>>>
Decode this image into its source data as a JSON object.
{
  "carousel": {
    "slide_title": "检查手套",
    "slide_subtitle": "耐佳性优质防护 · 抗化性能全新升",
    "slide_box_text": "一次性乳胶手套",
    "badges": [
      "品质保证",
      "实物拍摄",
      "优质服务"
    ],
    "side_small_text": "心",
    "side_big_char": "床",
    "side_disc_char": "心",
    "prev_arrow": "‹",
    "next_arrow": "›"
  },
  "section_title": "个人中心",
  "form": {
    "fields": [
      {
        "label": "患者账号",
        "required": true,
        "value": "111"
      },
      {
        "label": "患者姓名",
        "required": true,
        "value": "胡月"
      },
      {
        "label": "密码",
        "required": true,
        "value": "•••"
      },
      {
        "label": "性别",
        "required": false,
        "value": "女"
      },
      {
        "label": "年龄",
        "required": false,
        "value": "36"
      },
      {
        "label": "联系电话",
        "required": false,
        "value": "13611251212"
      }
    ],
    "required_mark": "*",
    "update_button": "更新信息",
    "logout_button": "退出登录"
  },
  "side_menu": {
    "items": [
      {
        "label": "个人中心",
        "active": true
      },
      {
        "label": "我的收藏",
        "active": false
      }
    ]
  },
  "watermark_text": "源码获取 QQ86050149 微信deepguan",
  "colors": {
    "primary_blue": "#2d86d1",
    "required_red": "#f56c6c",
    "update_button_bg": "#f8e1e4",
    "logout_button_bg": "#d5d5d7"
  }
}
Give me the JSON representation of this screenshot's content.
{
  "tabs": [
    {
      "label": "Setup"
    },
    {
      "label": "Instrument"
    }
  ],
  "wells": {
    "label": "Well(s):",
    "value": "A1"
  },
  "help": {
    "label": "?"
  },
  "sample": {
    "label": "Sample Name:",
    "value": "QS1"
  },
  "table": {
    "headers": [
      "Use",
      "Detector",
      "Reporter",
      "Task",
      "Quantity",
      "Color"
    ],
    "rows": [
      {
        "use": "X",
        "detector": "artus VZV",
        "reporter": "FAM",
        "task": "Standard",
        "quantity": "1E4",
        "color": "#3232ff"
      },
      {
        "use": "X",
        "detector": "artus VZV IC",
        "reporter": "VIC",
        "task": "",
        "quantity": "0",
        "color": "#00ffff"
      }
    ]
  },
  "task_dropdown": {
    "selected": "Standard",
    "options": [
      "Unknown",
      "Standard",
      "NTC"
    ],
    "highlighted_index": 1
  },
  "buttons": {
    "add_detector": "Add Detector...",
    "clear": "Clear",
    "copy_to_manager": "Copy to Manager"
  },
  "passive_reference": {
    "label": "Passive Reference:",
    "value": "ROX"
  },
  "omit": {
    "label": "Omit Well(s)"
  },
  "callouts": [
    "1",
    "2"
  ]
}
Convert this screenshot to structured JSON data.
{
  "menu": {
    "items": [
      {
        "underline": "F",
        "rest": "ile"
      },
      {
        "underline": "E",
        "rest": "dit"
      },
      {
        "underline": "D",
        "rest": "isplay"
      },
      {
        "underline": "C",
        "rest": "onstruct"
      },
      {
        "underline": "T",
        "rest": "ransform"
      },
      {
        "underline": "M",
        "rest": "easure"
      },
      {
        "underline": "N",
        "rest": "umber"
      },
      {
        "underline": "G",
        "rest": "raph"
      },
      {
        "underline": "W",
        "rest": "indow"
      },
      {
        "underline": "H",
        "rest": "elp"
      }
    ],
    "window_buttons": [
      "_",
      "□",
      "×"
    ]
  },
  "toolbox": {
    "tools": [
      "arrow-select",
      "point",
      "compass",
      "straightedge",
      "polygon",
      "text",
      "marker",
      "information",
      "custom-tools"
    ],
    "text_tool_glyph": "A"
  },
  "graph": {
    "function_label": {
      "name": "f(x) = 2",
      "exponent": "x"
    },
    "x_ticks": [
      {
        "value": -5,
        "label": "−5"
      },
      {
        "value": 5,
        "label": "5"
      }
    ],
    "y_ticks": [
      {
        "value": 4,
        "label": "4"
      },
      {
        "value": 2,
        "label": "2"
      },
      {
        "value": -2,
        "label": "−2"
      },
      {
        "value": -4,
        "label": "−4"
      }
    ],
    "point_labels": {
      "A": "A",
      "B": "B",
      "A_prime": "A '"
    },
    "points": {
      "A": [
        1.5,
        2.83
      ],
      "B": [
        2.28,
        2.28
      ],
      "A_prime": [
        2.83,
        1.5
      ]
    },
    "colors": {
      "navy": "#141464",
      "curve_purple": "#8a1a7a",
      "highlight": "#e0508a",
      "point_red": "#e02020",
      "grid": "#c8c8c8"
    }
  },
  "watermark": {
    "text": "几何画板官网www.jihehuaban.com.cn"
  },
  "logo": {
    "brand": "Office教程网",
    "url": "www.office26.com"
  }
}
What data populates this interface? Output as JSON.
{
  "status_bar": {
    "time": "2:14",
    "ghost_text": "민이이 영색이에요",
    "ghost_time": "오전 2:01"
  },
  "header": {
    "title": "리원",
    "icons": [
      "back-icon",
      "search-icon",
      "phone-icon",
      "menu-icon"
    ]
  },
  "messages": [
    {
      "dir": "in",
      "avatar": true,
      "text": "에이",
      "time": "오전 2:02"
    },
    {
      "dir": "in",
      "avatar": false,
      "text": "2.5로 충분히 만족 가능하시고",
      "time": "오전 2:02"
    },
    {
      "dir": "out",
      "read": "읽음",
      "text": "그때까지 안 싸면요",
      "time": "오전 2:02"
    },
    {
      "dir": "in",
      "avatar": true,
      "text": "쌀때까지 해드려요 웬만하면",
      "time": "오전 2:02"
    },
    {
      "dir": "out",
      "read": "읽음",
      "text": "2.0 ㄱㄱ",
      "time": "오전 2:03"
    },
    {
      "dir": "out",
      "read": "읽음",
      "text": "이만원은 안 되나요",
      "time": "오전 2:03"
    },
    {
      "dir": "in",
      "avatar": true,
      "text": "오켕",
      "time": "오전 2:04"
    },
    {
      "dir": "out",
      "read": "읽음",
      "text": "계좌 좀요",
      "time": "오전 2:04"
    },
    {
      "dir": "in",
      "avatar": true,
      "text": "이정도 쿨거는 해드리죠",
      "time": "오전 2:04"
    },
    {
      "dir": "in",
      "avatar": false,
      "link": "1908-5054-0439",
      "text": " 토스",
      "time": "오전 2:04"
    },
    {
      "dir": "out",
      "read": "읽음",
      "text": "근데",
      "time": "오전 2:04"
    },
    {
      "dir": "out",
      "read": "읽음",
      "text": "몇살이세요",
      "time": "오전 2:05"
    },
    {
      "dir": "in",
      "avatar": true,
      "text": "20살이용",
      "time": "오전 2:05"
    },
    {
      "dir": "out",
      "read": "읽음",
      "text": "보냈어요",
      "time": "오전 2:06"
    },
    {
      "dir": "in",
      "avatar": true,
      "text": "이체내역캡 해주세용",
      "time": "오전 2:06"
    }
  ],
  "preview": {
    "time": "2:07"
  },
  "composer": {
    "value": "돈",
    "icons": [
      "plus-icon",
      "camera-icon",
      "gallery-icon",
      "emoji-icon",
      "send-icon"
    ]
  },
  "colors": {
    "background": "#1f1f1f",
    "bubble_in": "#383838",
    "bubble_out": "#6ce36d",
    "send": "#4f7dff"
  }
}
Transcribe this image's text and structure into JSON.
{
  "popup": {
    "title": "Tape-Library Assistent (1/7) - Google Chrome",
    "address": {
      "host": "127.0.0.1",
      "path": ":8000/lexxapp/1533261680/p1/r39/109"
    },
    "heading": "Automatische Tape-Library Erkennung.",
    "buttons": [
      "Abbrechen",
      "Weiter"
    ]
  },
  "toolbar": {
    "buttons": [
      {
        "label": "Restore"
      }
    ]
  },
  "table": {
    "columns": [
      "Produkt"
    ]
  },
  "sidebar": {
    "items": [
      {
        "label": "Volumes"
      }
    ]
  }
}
<<<
=== EXERCISE TASK ===
Gather each line from the listing above that holds "into".

=== EXERCISE SOLUTION ===
Decode this image into its source data as a JSON object.
Transcribe this image's text and structure into JSON.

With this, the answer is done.